- [EXERCISE DESCRIPTION] Look through the material below, count the lines containing the word "условиях", and state only the count.

- [Records]
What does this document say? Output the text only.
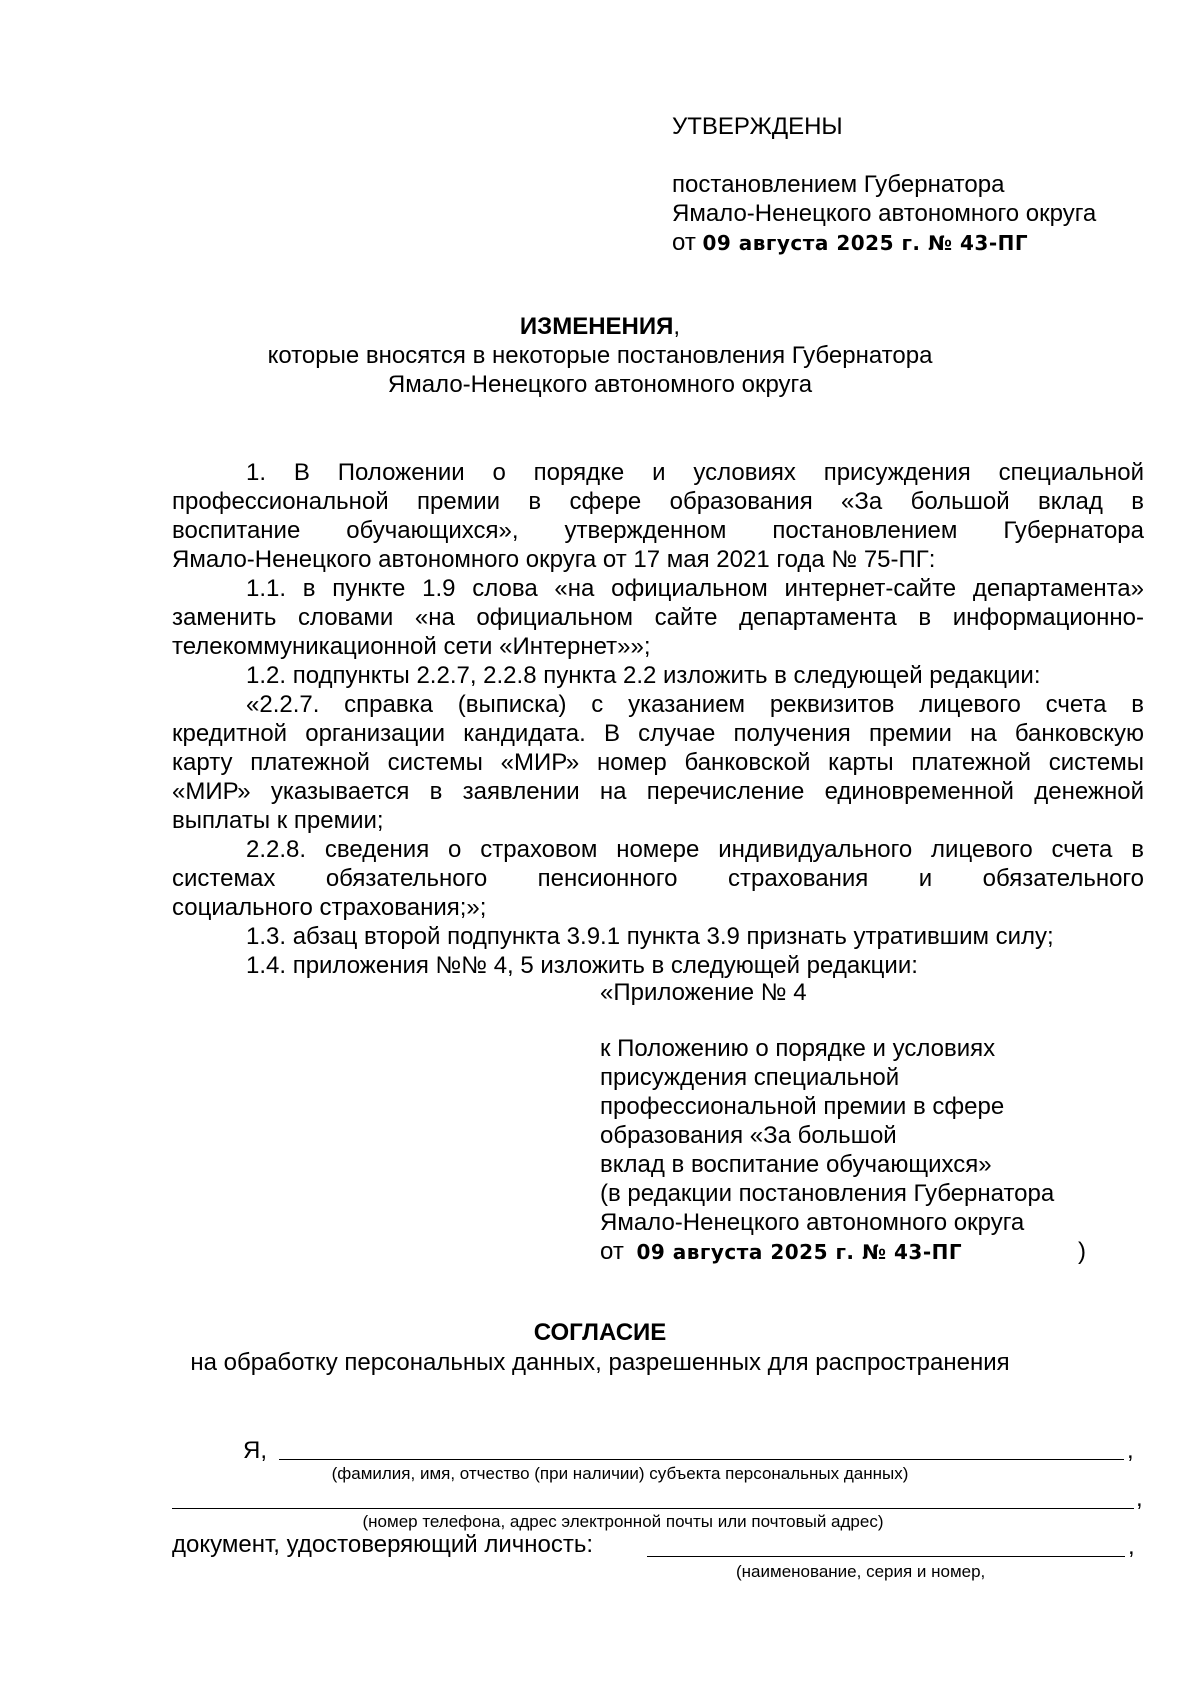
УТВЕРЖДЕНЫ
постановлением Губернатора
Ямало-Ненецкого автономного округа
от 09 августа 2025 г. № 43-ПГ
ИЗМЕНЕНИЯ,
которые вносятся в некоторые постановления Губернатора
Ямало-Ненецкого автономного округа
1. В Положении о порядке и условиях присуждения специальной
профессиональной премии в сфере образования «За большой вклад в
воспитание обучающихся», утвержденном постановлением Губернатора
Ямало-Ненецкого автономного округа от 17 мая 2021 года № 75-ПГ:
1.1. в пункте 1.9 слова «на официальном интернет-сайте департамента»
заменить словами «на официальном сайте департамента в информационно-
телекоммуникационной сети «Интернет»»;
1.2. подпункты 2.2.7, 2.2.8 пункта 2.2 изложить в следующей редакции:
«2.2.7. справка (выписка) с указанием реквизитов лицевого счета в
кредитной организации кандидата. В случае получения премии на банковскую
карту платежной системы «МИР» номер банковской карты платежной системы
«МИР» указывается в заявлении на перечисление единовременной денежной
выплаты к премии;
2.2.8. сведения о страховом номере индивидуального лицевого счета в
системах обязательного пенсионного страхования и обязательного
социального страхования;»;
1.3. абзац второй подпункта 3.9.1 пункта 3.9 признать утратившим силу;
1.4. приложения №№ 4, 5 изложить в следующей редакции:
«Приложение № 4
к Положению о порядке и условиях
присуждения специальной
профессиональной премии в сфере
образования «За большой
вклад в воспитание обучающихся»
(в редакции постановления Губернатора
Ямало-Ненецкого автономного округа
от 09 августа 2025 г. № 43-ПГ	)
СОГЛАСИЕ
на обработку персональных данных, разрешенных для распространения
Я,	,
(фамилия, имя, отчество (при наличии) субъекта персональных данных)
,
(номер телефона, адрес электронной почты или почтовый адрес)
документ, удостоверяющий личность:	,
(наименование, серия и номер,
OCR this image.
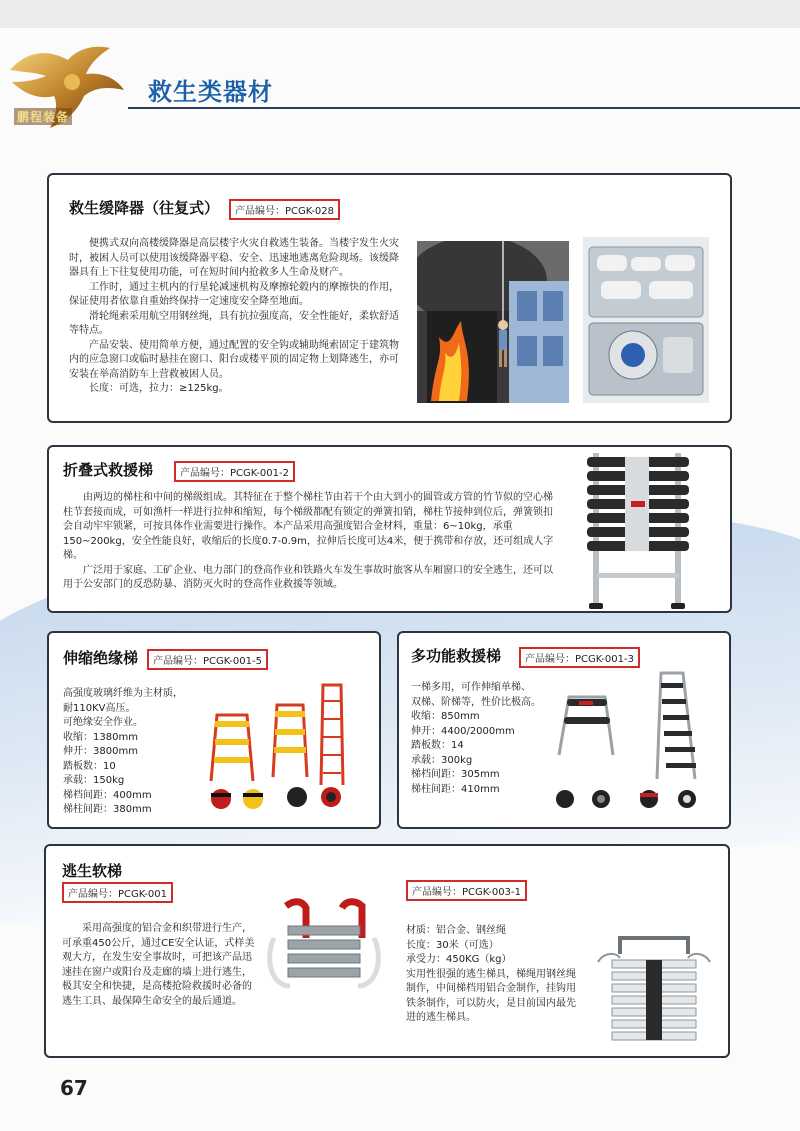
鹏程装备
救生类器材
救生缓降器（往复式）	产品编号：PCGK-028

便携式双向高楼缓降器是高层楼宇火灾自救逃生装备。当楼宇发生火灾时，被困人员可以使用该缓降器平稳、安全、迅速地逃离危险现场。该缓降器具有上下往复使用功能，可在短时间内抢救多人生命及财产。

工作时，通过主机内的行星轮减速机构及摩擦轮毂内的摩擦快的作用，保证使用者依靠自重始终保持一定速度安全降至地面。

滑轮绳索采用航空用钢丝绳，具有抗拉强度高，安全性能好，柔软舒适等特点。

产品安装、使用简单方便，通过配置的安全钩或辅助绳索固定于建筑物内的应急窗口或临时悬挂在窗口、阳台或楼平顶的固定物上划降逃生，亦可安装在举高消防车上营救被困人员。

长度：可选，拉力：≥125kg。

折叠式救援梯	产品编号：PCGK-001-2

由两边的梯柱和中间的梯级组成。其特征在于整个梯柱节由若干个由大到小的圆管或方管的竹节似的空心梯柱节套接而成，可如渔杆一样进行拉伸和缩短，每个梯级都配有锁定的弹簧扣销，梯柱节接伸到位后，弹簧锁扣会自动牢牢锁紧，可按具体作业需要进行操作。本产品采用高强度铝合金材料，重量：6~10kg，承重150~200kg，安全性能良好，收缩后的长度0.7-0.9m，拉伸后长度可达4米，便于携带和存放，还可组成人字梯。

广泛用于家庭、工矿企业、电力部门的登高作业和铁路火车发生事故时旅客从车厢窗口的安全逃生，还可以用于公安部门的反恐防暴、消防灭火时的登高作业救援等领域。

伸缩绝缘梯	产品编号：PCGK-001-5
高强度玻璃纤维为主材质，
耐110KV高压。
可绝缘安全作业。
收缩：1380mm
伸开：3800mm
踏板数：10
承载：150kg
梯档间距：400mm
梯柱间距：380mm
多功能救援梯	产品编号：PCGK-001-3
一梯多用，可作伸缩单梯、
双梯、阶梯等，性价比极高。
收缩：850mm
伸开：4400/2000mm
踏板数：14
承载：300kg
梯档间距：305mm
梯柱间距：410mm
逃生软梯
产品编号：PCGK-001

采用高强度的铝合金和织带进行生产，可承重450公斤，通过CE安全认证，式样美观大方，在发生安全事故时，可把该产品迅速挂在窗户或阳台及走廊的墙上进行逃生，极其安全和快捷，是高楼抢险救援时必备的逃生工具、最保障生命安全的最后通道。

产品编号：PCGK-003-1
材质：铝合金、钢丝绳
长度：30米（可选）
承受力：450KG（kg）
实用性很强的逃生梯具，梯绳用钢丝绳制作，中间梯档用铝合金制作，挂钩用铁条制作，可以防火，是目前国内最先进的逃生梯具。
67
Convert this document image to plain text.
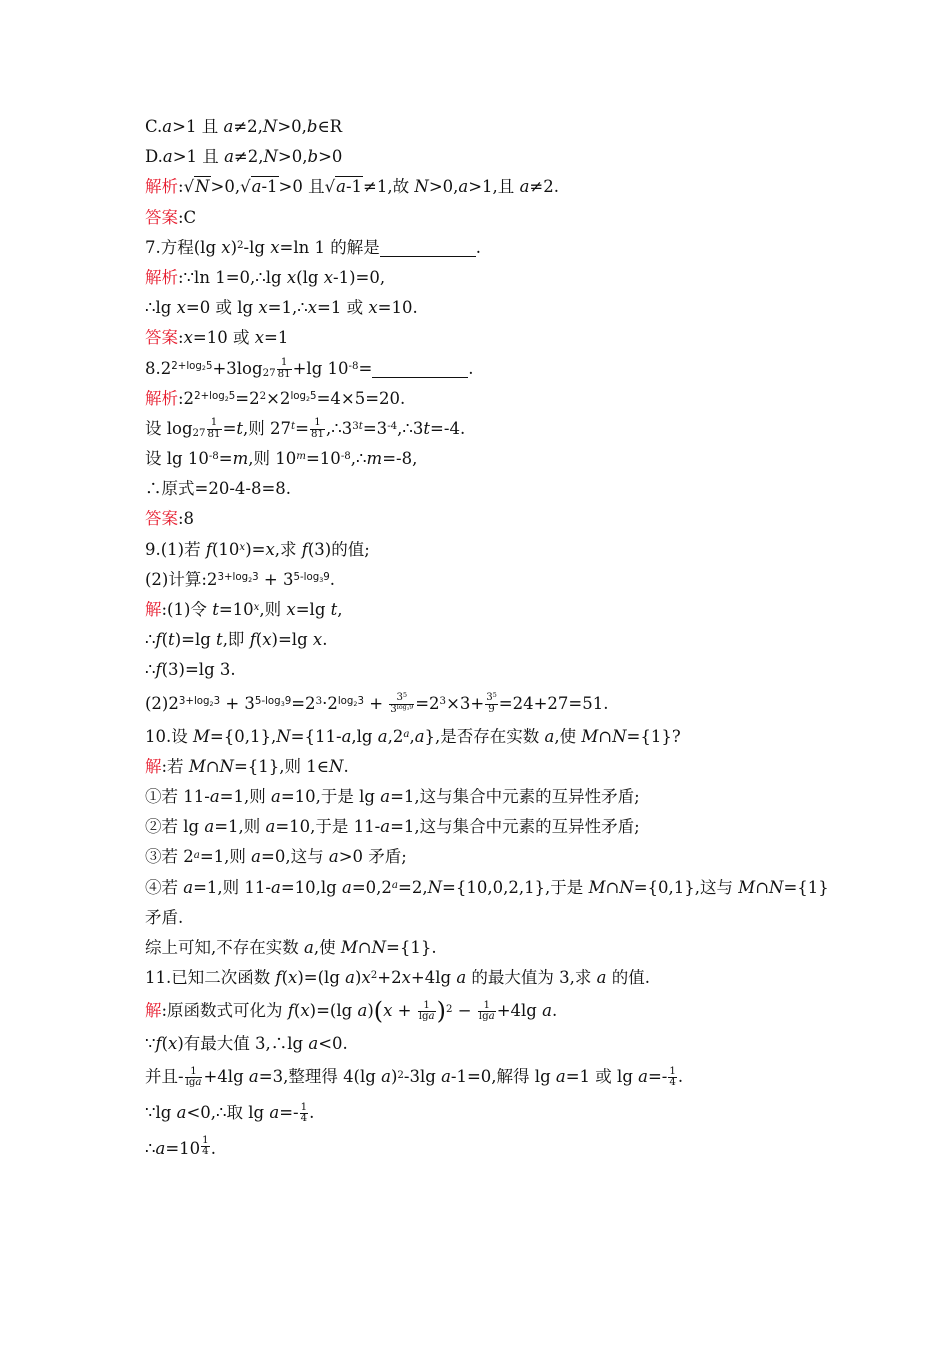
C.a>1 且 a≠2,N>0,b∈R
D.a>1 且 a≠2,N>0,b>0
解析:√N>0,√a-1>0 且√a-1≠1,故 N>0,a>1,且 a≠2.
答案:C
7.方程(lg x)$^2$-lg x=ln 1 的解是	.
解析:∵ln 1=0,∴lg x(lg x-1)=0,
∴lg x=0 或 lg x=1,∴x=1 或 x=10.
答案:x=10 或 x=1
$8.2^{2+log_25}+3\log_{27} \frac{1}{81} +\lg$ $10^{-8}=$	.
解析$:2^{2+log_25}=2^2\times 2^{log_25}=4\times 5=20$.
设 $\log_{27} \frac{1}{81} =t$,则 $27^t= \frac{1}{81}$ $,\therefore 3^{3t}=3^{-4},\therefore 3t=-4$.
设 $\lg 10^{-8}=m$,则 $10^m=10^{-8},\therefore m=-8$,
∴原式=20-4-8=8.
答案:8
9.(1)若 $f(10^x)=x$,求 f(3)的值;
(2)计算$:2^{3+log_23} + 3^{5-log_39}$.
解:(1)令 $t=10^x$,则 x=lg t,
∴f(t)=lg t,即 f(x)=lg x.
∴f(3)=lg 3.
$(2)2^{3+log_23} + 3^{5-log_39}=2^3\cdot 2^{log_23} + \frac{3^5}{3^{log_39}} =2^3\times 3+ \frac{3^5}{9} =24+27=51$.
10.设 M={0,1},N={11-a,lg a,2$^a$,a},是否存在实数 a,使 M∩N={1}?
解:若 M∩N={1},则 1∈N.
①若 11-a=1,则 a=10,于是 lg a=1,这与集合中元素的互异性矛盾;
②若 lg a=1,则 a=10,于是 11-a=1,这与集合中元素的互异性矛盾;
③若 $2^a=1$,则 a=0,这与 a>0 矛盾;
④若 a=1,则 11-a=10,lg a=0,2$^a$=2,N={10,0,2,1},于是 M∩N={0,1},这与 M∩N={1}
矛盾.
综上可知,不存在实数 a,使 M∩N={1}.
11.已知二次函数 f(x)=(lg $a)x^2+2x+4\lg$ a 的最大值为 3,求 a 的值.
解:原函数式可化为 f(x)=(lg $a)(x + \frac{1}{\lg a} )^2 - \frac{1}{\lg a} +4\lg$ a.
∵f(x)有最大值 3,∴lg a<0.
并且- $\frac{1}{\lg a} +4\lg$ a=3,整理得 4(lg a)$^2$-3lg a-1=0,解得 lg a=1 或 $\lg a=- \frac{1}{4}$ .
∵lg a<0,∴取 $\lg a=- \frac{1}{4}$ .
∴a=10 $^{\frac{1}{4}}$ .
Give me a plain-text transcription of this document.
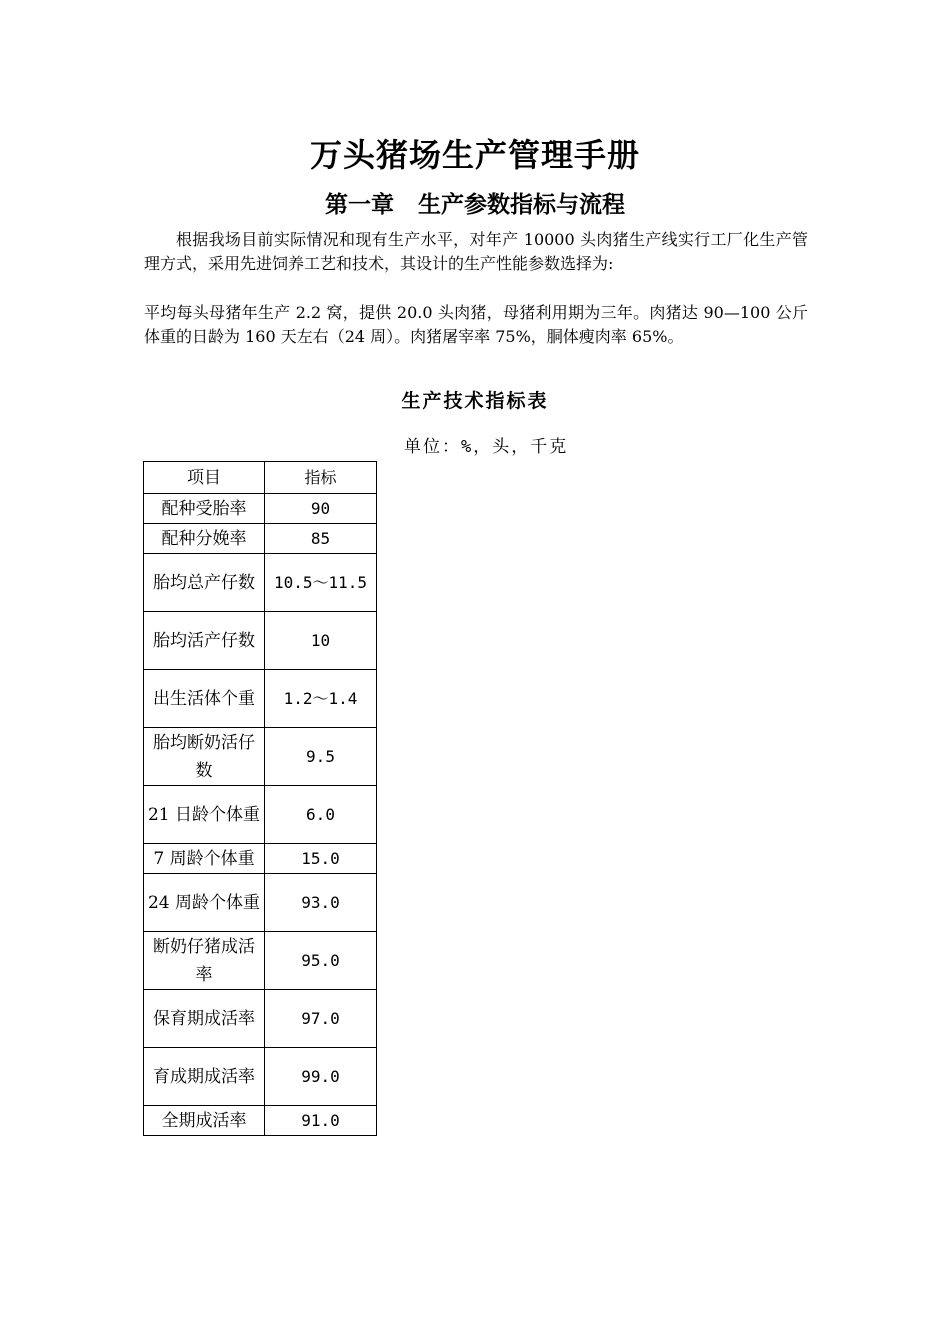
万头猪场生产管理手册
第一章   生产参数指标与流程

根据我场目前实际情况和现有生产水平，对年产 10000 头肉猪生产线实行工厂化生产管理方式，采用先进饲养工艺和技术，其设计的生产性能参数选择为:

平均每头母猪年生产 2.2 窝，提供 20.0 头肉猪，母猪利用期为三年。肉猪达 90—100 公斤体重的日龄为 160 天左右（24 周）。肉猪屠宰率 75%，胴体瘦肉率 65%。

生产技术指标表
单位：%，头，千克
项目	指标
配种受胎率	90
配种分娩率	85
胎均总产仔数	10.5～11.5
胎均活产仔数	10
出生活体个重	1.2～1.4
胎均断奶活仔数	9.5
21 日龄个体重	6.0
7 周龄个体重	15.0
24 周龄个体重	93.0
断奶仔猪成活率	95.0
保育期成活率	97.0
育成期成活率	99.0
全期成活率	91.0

- [SOLUTION TO THIS TASK] 2